Task description: The records below must be written out exactly, with every picture left behind.

Extracted records:
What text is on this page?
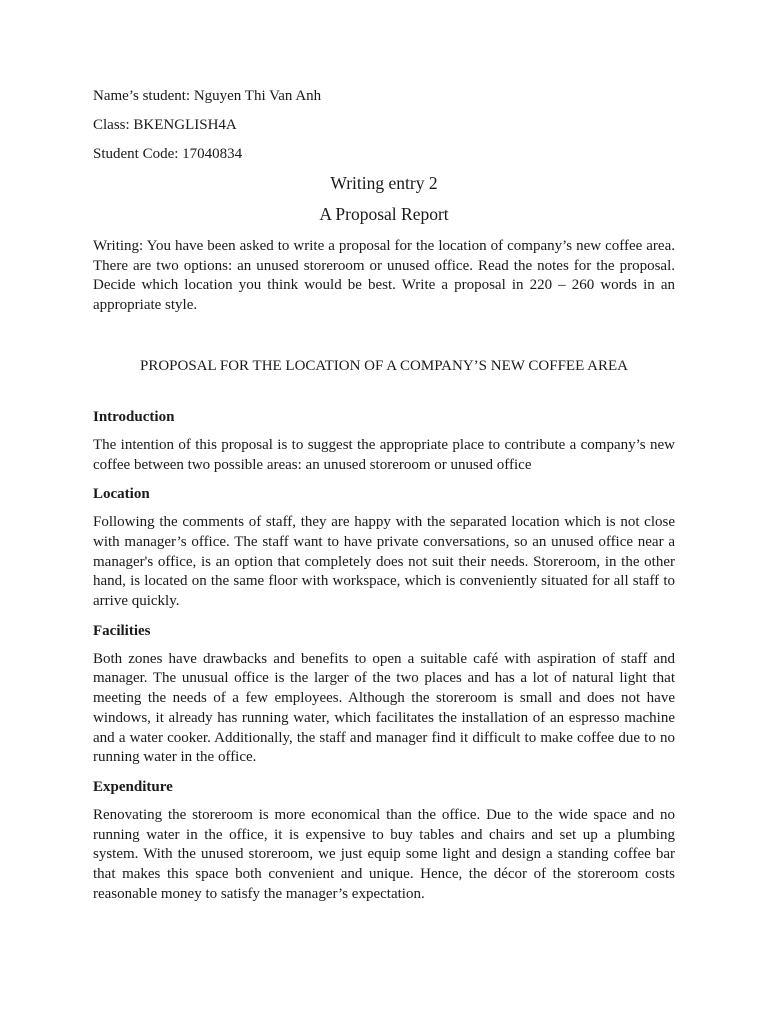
Name’s student: Nguyen Thi Van Anh
Class: BKENGLISH4A
Student Code: 17040834
Writing entry 2
A Proposal Report

Writing: You have been asked to write a proposal for the location of company’s new coffee area. There are two options: an unused storeroom or unused office. Read the notes for the proposal. Decide which location you think would be best. Write a proposal in 220 – 260 words in an appropriate style.

PROPOSAL FOR THE LOCATION OF A COMPANY’S NEW COFFEE AREA
Introduction

The intention of this proposal is to suggest the appropriate place to contribute a company’s new coffee between two possible areas: an unused storeroom or unused office

Location

Following the comments of staff, they are happy with the separated location which is not close with manager’s office. The staff want to have private conversations, so an unused office near a manager's office, is an option that completely does not suit their needs. Storeroom, in the other hand, is located on the same floor with workspace, which is conveniently situated for all staff to arrive quickly.

Facilities

Both zones have drawbacks and benefits to open a suitable café with aspiration of staff and manager. The unusual office is the larger of the two places and has a lot of natural light that meeting the needs of a few employees. Although the storeroom is small and does not have windows, it already has running water, which facilitates the installation of an espresso machine and a water cooker. Additionally, the staff and manager find it difficult to make coffee due to no running water in the office.

Expenditure

Renovating the storeroom is more economical than the office. Due to the wide space and no running water in the office, it is expensive to buy tables and chairs and set up a plumbing system. With the unused storeroom, we just equip some light and design a standing coffee bar that makes this space both convenient and unique. Hence, the décor of the storeroom costs reasonable money to satisfy the manager’s expectation.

Reply to the task:
What text is on this page?
Name’s student: Nguyen Thi Van Anh
Class: BKENGLISH4A
Student Code: 17040834
Writing entry 2
A Proposal Report

Writing: You have been asked to write a proposal for the location of company’s new coffee area. There are two options: an unused storeroom or unused office. Read the notes for the proposal. Decide which location you think would be best. Write a proposal in 220 – 260 words in an appropriate style.

PROPOSAL FOR THE LOCATION OF A COMPANY’S NEW COFFEE AREA
Introduction

The intention of this proposal is to suggest the appropriate place to contribute a company’s new coffee between two possible areas: an unused storeroom or unused office

Location

Following the comments of staff, they are happy with the separated location which is not close with manager’s office. The staff want to have private conversations, so an unused office near a manager's office, is an option that completely does not suit their needs. Storeroom, in the other hand, is located on the same floor with workspace, which is conveniently situated for all staff to arrive quickly.

Facilities

Both zones have drawbacks and benefits to open a suitable café with aspiration of staff and manager. The unusual office is the larger of the two places and has a lot of natural light that meeting the needs of a few employees. Although the storeroom is small and does not have windows, it already has running water, which facilitates the installation of an espresso machine and a water cooker. Additionally, the staff and manager find it difficult to make coffee due to no running water in the office.

Expenditure

Renovating the storeroom is more economical than the office. Due to the wide space and no running water in the office, it is expensive to buy tables and chairs and set up a plumbing system. With the unused storeroom, we just equip some light and design a standing coffee bar that makes this space both convenient and unique. Hence, the décor of the storeroom costs reasonable money to satisfy the manager’s expectation.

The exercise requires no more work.